[Problem details]: How many lines of the material below contain the string "toimivat"? Answer with the number and nothing else.

[Lines of data]
※

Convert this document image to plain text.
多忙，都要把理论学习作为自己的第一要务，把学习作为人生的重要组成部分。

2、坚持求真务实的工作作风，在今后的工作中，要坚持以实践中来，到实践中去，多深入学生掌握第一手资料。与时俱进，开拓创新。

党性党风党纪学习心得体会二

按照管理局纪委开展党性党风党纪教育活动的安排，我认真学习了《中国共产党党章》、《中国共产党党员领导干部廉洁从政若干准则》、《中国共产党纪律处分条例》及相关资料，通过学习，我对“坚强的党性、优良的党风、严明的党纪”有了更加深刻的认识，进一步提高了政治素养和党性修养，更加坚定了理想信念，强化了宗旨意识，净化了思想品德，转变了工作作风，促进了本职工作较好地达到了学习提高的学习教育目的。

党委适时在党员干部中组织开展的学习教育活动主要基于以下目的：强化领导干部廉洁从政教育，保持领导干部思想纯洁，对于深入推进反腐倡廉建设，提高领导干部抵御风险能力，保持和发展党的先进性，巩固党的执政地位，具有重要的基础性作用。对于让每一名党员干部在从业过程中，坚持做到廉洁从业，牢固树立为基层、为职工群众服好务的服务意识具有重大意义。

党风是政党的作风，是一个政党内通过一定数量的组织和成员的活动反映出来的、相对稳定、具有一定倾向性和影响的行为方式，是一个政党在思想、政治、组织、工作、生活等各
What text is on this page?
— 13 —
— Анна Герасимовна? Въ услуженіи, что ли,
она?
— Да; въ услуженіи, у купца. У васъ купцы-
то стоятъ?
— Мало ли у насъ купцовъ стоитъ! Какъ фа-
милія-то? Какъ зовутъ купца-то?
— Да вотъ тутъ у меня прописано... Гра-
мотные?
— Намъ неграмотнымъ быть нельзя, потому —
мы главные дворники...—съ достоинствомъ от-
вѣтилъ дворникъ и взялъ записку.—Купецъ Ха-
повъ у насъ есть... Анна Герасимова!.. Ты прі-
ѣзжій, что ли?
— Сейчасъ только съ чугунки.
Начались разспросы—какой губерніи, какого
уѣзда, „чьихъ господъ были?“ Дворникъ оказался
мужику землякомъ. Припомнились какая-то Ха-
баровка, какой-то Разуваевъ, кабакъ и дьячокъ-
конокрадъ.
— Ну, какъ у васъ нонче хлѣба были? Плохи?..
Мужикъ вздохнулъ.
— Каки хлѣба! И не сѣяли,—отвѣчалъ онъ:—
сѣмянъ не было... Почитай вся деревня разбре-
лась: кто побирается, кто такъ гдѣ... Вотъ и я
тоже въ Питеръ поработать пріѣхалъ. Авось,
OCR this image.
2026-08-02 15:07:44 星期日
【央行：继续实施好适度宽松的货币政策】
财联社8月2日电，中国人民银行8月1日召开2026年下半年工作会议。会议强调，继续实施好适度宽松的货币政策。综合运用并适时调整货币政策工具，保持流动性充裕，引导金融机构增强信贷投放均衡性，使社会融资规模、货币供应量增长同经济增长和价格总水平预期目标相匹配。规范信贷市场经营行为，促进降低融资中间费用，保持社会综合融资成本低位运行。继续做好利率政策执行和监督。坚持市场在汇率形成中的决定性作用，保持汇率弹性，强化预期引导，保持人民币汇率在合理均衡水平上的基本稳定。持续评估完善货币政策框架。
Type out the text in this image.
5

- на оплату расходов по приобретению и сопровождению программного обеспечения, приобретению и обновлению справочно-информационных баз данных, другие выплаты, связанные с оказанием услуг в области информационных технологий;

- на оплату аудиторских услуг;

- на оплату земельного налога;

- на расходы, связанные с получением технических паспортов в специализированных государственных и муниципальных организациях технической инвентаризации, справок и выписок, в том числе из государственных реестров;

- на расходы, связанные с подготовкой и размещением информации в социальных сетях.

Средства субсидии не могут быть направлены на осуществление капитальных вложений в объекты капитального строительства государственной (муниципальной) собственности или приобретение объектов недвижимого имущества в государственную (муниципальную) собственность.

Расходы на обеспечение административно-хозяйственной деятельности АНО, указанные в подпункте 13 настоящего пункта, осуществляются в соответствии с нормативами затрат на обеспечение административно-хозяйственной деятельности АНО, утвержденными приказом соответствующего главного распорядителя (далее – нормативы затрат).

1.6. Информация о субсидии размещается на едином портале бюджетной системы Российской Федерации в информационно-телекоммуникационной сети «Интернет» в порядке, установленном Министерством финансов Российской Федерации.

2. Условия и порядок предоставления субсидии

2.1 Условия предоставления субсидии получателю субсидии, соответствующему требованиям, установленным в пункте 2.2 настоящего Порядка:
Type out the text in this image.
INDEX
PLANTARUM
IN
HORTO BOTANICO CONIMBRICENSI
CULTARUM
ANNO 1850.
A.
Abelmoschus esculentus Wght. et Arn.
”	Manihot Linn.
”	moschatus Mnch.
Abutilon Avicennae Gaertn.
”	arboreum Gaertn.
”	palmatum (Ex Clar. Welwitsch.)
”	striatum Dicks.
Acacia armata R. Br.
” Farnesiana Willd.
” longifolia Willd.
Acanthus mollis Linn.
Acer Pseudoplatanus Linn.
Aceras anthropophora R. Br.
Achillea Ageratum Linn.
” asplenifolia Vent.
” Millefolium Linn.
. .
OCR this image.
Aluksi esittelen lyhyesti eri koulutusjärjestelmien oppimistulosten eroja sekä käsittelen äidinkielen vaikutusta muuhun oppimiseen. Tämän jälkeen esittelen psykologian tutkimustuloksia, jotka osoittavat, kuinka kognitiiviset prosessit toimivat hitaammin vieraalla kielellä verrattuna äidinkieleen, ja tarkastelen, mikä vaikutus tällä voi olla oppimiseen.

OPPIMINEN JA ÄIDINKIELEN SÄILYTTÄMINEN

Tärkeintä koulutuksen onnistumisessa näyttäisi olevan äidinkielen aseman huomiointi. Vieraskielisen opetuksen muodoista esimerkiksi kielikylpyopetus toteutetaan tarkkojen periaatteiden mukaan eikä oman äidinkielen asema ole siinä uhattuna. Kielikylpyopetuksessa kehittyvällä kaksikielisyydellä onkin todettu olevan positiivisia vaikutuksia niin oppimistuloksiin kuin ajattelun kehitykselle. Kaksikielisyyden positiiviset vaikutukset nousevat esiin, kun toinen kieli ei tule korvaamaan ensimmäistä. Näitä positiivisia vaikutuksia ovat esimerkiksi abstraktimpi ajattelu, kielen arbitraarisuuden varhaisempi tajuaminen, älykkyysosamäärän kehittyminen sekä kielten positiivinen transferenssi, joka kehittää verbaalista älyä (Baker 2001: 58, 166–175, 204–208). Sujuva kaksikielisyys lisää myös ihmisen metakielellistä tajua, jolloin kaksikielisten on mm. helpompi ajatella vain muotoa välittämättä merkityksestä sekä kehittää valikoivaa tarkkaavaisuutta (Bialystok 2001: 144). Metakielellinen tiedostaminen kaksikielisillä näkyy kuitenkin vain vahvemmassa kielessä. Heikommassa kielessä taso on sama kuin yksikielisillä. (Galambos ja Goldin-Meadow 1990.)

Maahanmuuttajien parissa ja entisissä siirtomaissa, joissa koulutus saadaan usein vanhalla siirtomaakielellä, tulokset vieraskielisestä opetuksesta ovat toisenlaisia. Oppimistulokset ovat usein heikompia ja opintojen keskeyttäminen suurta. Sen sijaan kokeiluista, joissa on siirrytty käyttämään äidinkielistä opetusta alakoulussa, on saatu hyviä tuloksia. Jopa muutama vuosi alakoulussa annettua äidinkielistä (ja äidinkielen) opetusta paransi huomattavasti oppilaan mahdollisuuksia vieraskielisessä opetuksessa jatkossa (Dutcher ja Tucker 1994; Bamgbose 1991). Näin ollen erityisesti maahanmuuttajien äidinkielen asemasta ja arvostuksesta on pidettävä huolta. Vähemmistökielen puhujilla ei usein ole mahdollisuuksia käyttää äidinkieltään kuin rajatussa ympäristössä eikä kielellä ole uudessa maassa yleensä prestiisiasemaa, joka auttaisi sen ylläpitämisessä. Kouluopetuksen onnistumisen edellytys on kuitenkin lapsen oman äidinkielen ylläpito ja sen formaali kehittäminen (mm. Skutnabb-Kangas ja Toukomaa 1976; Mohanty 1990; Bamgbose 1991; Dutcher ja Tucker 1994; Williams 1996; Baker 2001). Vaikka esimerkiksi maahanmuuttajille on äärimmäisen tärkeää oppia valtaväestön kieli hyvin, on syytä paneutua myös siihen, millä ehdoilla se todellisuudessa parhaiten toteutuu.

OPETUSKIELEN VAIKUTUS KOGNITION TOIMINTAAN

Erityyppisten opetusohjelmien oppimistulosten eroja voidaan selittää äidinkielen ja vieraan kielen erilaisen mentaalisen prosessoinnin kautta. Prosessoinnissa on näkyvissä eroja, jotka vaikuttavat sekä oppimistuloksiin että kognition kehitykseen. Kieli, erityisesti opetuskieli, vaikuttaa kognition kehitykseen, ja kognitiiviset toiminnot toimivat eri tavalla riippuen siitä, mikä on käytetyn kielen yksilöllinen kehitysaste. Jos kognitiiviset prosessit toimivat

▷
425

※

[Result below]: 2